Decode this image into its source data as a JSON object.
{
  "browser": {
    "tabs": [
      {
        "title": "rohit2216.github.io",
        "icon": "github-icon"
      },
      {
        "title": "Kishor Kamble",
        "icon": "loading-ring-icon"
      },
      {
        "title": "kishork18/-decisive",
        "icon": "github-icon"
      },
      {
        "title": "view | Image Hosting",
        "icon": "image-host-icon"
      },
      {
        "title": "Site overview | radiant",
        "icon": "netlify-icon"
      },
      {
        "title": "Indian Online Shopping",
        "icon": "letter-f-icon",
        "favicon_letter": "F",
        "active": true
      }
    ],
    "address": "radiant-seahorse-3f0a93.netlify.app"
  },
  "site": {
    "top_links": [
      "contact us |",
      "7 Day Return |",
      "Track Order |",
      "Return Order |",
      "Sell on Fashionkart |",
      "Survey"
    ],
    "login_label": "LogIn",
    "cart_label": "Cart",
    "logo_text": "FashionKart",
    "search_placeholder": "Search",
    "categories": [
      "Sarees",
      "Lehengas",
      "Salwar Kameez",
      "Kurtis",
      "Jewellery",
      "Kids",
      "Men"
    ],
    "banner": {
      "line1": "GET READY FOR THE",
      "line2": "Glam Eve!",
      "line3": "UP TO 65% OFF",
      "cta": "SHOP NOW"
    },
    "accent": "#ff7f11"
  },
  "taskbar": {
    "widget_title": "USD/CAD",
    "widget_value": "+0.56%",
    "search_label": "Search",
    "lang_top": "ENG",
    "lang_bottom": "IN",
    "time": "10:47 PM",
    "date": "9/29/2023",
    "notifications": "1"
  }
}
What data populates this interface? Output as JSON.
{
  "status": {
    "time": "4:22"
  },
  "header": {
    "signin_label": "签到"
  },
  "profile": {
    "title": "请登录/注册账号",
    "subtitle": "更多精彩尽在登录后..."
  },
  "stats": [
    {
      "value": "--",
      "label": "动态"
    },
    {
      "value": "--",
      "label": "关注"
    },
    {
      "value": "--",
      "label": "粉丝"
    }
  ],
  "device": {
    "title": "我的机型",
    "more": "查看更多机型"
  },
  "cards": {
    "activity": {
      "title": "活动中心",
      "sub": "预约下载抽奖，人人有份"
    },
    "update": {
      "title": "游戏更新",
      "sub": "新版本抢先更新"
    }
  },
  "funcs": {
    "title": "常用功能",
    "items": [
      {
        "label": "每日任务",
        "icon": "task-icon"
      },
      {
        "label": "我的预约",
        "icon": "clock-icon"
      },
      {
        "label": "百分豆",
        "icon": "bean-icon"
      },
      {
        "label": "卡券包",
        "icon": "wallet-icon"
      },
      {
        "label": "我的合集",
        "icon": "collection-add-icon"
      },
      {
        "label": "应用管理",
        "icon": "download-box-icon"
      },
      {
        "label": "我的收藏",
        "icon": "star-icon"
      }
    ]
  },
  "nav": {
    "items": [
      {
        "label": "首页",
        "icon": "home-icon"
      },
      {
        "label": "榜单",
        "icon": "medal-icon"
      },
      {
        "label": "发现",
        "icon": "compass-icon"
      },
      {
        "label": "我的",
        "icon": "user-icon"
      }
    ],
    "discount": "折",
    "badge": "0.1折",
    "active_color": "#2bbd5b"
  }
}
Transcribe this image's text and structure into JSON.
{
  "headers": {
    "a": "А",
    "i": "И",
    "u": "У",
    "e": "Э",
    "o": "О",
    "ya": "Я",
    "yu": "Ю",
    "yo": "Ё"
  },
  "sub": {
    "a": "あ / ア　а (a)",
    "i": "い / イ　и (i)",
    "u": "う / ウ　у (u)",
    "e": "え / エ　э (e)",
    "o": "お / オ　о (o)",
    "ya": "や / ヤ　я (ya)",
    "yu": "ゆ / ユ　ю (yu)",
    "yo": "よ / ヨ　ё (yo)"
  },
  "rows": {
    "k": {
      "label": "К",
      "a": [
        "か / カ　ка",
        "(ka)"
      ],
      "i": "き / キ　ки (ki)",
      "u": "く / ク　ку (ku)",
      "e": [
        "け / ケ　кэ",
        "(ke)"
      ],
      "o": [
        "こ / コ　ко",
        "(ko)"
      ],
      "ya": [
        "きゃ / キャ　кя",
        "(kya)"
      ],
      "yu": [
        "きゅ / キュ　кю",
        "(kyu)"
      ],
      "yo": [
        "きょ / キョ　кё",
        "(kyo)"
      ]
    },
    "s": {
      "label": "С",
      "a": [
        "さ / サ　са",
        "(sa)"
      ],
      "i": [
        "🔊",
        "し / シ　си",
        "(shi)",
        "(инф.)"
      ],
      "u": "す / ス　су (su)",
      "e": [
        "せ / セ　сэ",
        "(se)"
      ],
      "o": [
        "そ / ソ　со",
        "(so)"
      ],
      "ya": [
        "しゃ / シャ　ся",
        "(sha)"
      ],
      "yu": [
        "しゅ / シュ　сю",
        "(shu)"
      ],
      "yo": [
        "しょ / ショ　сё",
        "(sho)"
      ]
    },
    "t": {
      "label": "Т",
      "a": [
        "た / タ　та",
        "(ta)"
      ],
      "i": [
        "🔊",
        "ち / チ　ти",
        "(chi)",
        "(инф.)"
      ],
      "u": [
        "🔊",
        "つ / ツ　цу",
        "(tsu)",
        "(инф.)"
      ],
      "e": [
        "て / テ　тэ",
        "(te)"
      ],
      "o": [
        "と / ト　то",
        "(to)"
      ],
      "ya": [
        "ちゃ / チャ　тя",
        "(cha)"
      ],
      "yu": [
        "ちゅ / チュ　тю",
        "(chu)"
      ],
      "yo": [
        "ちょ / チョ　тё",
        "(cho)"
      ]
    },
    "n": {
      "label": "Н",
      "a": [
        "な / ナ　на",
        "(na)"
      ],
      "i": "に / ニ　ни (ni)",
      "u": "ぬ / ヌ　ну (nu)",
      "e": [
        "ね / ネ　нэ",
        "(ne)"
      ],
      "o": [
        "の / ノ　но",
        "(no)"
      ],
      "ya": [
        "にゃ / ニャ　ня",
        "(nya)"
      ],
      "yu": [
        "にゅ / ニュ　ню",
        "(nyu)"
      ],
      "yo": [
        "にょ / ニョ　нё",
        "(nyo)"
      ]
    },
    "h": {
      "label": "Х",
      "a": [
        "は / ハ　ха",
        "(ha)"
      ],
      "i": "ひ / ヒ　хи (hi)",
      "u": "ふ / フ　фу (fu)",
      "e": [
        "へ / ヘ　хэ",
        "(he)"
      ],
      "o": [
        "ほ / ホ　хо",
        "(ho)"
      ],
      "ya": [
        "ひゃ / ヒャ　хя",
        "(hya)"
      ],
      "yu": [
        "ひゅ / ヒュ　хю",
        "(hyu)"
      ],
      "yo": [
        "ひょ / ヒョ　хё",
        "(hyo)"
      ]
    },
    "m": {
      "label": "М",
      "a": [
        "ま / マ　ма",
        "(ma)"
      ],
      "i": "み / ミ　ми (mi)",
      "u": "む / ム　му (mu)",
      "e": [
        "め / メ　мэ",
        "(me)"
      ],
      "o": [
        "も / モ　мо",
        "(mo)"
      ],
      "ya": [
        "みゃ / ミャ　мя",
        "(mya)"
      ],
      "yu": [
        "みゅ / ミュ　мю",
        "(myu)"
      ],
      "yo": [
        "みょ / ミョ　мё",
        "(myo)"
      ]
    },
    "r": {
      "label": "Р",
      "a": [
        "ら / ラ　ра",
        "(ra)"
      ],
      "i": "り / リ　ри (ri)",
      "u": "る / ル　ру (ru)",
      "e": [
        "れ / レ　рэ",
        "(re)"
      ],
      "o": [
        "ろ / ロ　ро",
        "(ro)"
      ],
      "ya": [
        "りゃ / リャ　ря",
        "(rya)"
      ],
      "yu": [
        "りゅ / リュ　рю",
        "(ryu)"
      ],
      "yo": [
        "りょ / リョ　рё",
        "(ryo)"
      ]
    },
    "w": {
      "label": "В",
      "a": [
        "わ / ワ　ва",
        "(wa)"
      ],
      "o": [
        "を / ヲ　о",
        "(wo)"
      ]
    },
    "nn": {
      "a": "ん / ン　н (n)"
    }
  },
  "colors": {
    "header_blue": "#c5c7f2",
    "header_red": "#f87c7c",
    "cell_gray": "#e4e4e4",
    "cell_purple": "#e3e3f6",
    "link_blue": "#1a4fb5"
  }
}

---

→ Problem to work on
Of the lines in the material, how many hold the word "netlify"? Reply with the number only.

→ Problem solution
2